— START OF Raw records —

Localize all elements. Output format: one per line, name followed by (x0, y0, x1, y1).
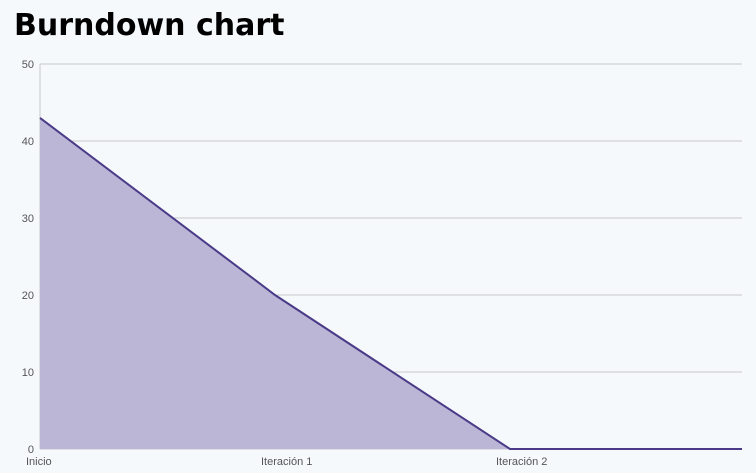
x-tick-label-0: Inicio (26, 456, 52, 468)
y-tick-label-0: 0 (28, 444, 34, 456)
chart-title: Burndown chart (14, 8, 285, 43)
y-tick-label-50: 50 (22, 59, 34, 71)
y-axis-ticks: 0 10 20 30 40 50 (22, 59, 34, 456)
y-tick-label-30: 30 (22, 213, 34, 225)
y-tick-label-10: 10 (22, 367, 34, 379)
y-tick-label-20: 20 (22, 290, 34, 302)
series-layer (39, 117, 742, 450)
y-tick-label-40: 40 (22, 136, 34, 148)
x-tick-label-1: Iteración 1 (261, 456, 312, 468)
x-axis-ticks: Inicio Iteración 1 Iteración 2 (26, 456, 547, 468)
series-line (39, 117, 742, 450)
x-tick-label-2: Iteración 2 (496, 456, 547, 468)
series-area (40, 117, 742, 450)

— END OF Raw records —

- Work required
Copy every line of the entries above with "Iteración" switched to "Sprint" and nothing else changed, and leave the pictures out.

- Output below
Localize all elements. Output format: one per line, name followed by (x0, y0, x1, y1).
x-tick-label-0: Inicio (26, 456, 52, 468)
y-tick-label-0: 0 (28, 444, 34, 456)
chart-title: Burndown chart (14, 8, 285, 43)
y-tick-label-50: 50 (22, 59, 34, 71)
y-axis-ticks: 0 10 20 30 40 50 (22, 59, 34, 456)
y-tick-label-30: 30 (22, 213, 34, 225)
y-tick-label-10: 10 (22, 367, 34, 379)
y-tick-label-20: 20 (22, 290, 34, 302)
series-layer (39, 117, 742, 450)
y-tick-label-40: 40 (22, 136, 34, 148)
x-tick-label-1: Sprint 1 (261, 456, 312, 468)
x-axis-ticks: Inicio Sprint 1 Sprint 2 (26, 456, 547, 468)
series-line (39, 117, 742, 450)
x-tick-label-2: Sprint 2 (496, 456, 547, 468)
series-area (40, 117, 742, 450)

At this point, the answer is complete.